* Do this *
Check each line of the material. Copy those containing "zapisy".

Extracted data entries
--- Begin ---
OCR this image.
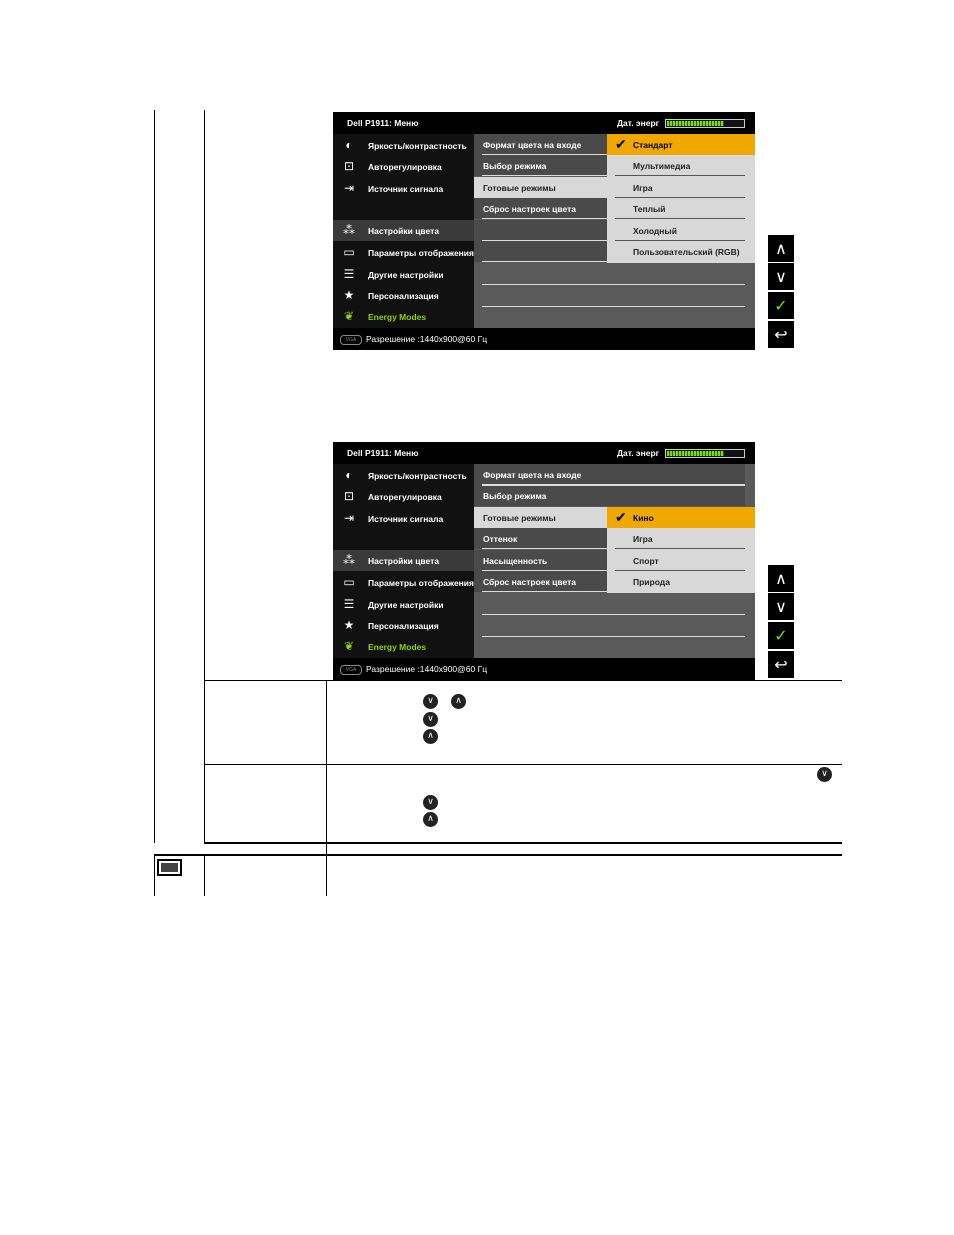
Dell P1911: Меню	Дат. энерг
◐	Яркость/контрастность
⊡	Авторегулировка
⇥	Источник сигнала
⁂ Настройки цвета
▭ Параметры отображения
☰	Другие настройки
★	Персонализация
❦	Energy Modes
Формат цвета на входе
Выбор режима
Готовые режимы
Сброс настроек цвета
✔ Стандарт
Мультимедиа
Игра
Теплый
Холодный
Пользовательский (RGB)
VGA	Разрешение :1440x900@60 Гц
∧
∨
✓
↩
Dell P1911: Меню	Дат. энерг
◐	Яркость/контрастность
⊡	Авторегулировка
⇥	Источник сигнала
⁂ Настройки цвета
▭ Параметры отображения
☰	Другие настройки
★	Персонализация
❦	Energy Modes
Формат цвета на входе
Выбор режима
Готовые режимы
Оттенок
Насыщенность
Сброс настроек цвета
✔ Кино
Игра
Спорт
Природа
VGA	Разрешение :1440x900@60 Гц
∧
∨
✓
↩
∨	∧
∨
∧
∨
∨
∧
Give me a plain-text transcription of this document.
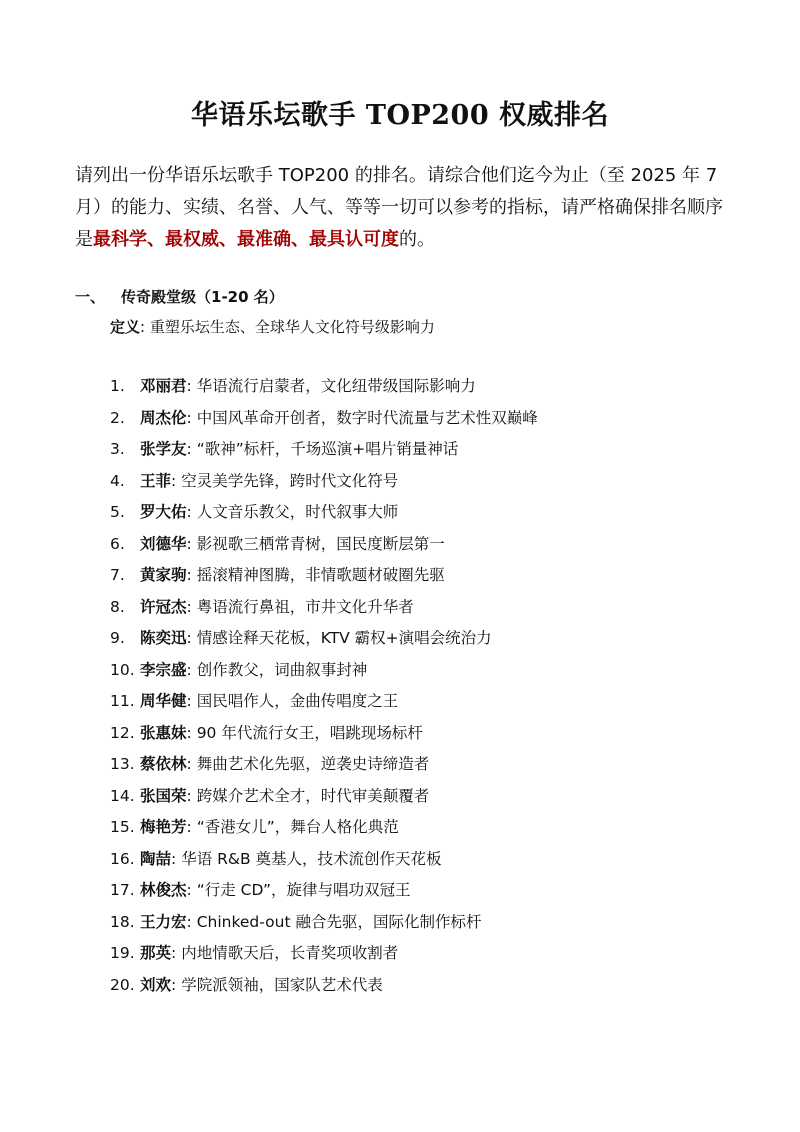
华语乐坛歌手 TOP200 权威排名

请列出一份华语乐坛歌手 TOP200 的排名。请综合他们迄今为止（至 2025 年 7 月）的能力、实绩、名誉、人气、等等一切可以参考的指标，请严格确保排名顺序是最科学、最权威、最准确、最具认可度的。

一、 传奇殿堂级（1-20 名）
定义: 重塑乐坛生态、全球华人文化符号级影响力
1. 邓丽君 :
华语流行启蒙者，文化纽带级国际影响力
2. 周杰伦 :
中国风革命开创者，数字时代流量与艺术性双巅峰
3. 张学友 :
“歌神”标杆，千场巡演+唱片销量神话
4. 王菲 :
空灵美学先锋，跨时代文化符号
5. 罗大佑 :
人文音乐教父，时代叙事大师
6. 刘德华 :
影视歌三栖常青树，国民度断层第一
7. 黄家驹 :
摇滚精神图腾，非情歌题材破圈先驱
8. 许冠杰 :
粤语流行鼻祖，市井文化升华者
9. 陈奕迅 :
情感诠释天花板，KTV 霸权+演唱会统治力
10. 李宗盛 :
创作教父，词曲叙事封神
11. 周华健 :
国民唱作人，金曲传唱度之王
12. 张惠妹 :
90 年代流行女王，唱跳现场标杆
13. 蔡依林 :
舞曲艺术化先驱，逆袭史诗缔造者
14. 张国荣 :
跨媒介艺术全才，时代审美颠覆者
15. 梅艳芳 :
“香港女儿”，舞台人格化典范
16. 陶喆 :
华语 R&B 奠基人，技术流创作天花板
17. 林俊杰 :
“行走 CD”，旋律与唱功双冠王
18. 王力宏 :
Chinked-out 融合先驱，国际化制作标杆
19. 那英 :
内地情歌天后，长青奖项收割者
20. 刘欢 :
学院派领袖，国家队艺术代表
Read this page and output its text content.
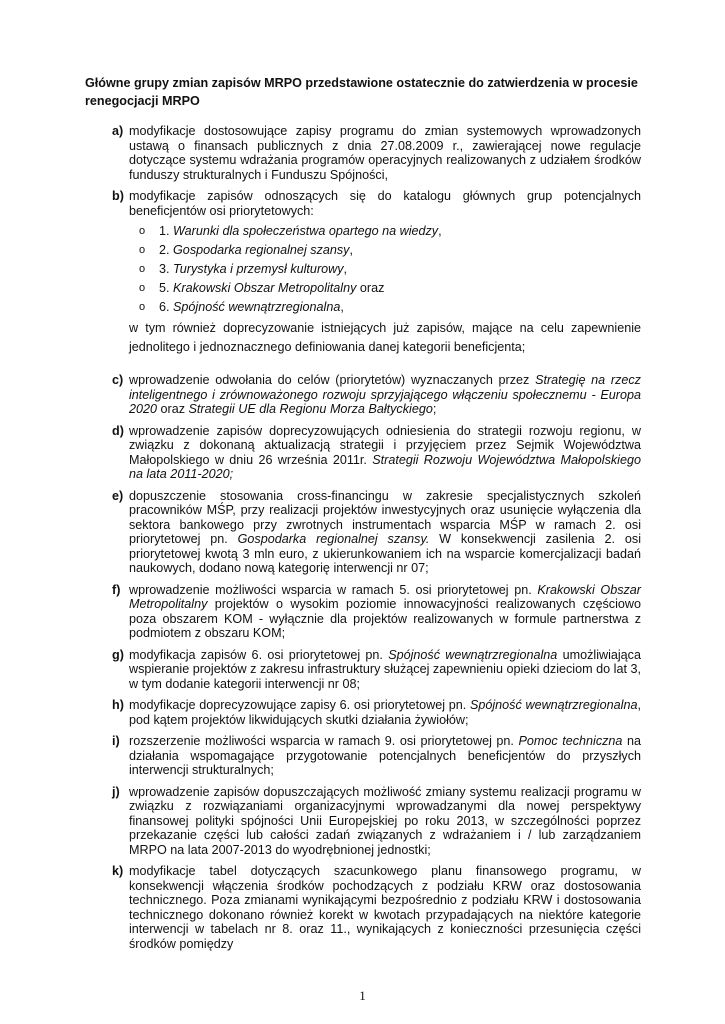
Główne grupy zmian zapisów MRPO przedstawione ostatecznie do zatwierdzenia w procesie renegocjacji MRPO

a) modyfikacje dostosowujące zapisy programu do zmian systemowych wprowadzonych ustawą o finansach publicznych z dnia 27.08.2009 r., zawierającej nowe regulacje dotyczące systemu wdrażania programów operacyjnych realizowanych z udziałem środków funduszy strukturalnych i Funduszu Spójności,
b) modyfikacje zapisów odnoszących się do katalogu głównych grup potencjalnych beneficjentów osi priorytetowych:
o 1. Warunki dla społeczeństwa opartego na wiedzy,
o 2. Gospodarka regionalnej szansy,
o 3. Turystyka i przemysł kulturowy,
o 5. Krakowski Obszar Metropolitalny oraz
o 6. Spójność wewnątrzregionalna,
w tym również doprecyzowanie istniejących już zapisów, mające na celu zapewnienie jednolitego i jednoznacznego definiowania danej kategorii beneficjenta;
c) wprowadzenie odwołania do celów (priorytetów) wyznaczanych przez Strategię na rzecz inteligentnego i zrównoważonego rozwoju sprzyjającego włączeniu społecznemu - Europa 2020 oraz Strategii UE dla Regionu Morza Bałtyckiego;
d) wprowadzenie zapisów doprecyzowujących odniesienia do strategii rozwoju regionu, w związku z dokonaną aktualizacją strategii i przyjęciem przez Sejmik Województwa Małopolskiego w dniu 26 września 2011r. Strategii Rozwoju Województwa Małopolskiego na lata 2011-2020;
e) dopuszczenie stosowania cross-financingu w zakresie specjalistycznych szkoleń pracowników MŚP, przy realizacji projektów inwestycyjnych oraz usunięcie wyłączenia dla sektora bankowego przy zwrotnych instrumentach wsparcia MŚP w ramach 2. osi priorytetowej pn. Gospodarka regionalnej szansy. W konsekwencji zasilenia 2. osi priorytetowej kwotą 3 mln euro, z ukierunkowaniem ich na wsparcie komercjalizacji badań naukowych, dodano nową kategorię interwencji nr 07;
f) wprowadzenie możliwości wsparcia w ramach 5. osi priorytetowej pn. Krakowski Obszar Metropolitalny projektów o wysokim poziomie innowacyjności realizowanych częściowo poza obszarem KOM - wyłącznie dla projektów realizowanych w formule partnerstwa z podmiotem z obszaru KOM;
g) modyfikacja zapisów 6. osi priorytetowej pn. Spójność wewnątrzregionalna umożliwiająca wspieranie projektów z zakresu infrastruktury służącej zapewnieniu opieki dzieciom do lat 3, w tym dodanie kategorii interwencji nr 08;
h) modyfikacje doprecyzowujące zapisy 6. osi priorytetowej pn. Spójność wewnątrzregionalna, pod kątem projektów likwidujących skutki działania żywiołów;
i) rozszerzenie możliwości wsparcia w ramach 9. osi priorytetowej pn. Pomoc techniczna na działania wspomagające przygotowanie potencjalnych beneficjentów do przyszłych interwencji strukturalnych;
j) wprowadzenie zapisów dopuszczających możliwość zmiany systemu realizacji programu w związku z rozwiązaniami organizacyjnymi wprowadzanymi dla nowej perspektywy finansowej polityki spójności Unii Europejskiej po roku 2013, w szczególności poprzez przekazanie części lub całości zadań związanych z wdrażaniem i / lub zarządzaniem MRPO na lata 2007-2013 do wyodrębnionej jednostki;
k) modyfikacje tabel dotyczących szacunkowego planu finansowego programu, w konsekwencji włączenia środków pochodzących z podziału KRW oraz dostosowania technicznego. Poza zmianami wynikającymi bezpośrednio z podziału KRW i dostosowania technicznego dokonano również korekt w kwotach przypadających na niektóre kategorie interwencji w tabelach nr 8. oraz 11., wynikających z konieczności przesunięcia części środków pomiędzy
1
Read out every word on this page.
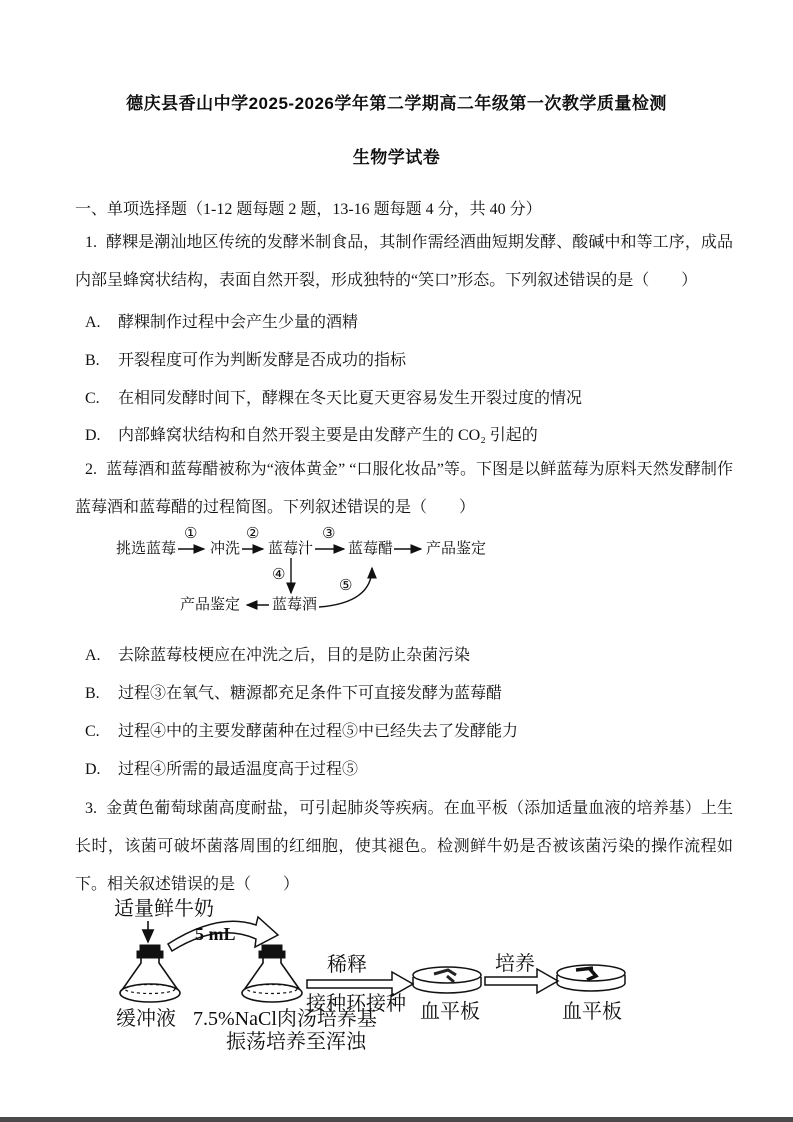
德庆县香山中学2025-2026学年第二学期高二年级第一次教学质量检测
生物学试卷
一、单项选择题（1-12 题每题 2 题，13-16 题每题 4 分，共 40 分）
1. 酵粿是潮汕地区传统的发酵米制食品，其制作需经酒曲短期发酵、酸碱中和等工序，成品内部呈蜂窝状结构，表面自然开裂，形成独特的“笑口”形态。下列叙述错误的是（　　）
A. 酵粿制作过程中会产生少量的酒精
B. 开裂程度可作为判断发酵是否成功的指标
C. 在相同发酵时间下，酵粿在冬天比夏天更容易发生开裂过度的情况
D. 内部蜂窝状结构和自然开裂主要是由发酵产生的 CO₂ 引起的
2. 蓝莓酒和蓝莓醋被称为“液体黄金” “口服化妆品”等。下图是以鲜蓝莓为原料天然发酵制作蓝莓酒和蓝莓醋的过程简图。下列叙述错误的是（　　）
挑选蓝莓
①
冲洗
②
蓝莓汁
③
蓝莓醋 产品鉴定
④
产品鉴定 蓝莓酒
⑤
A. 去除蓝莓枝梗应在冲洗之后，目的是防止杂菌污染
B. 过程③在氧气、糖源都充足条件下可直接发酵为蓝莓醋
C. 过程④中的主要发酵菌种在过程⑤中已经失去了发酵能力
D. 过程④所需的最适温度高于过程⑤
3. 金黄色葡萄球菌高度耐盐，可引起肺炎等疾病。在血平板（添加适量血液的培养基）上生长时，该菌可破坏菌落周围的红细胞，使其褪色。检测鲜牛奶是否被该菌污染的操作流程如下。相关叙述错误的是（　　）
适量鲜牛奶
5 mL
缓冲液 7.5%NaCl肉汤培养基
振荡培养至浑浊
稀释
接种环接种 血平板
培养
血平板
--- End ---
* Solution to this exercise *
a) modyfikacje dostosowujące zapisy programu do zmian systemowych wprowadzonych ustawą o finansach publicznych z dnia 27.08.2009 r., zawierającej nowe regulacje dotyczące systemu wdrażania programów operacyjnych realizowanych z udziałem środków funduszy strukturalnych i Funduszu Spójności,
h) modyfikacje doprecyzowujące zapisy 6. osi priorytetowej pn. Spójność wewnątrzregionalna, pod kątem projektów likwidujących skutki działania żywiołów;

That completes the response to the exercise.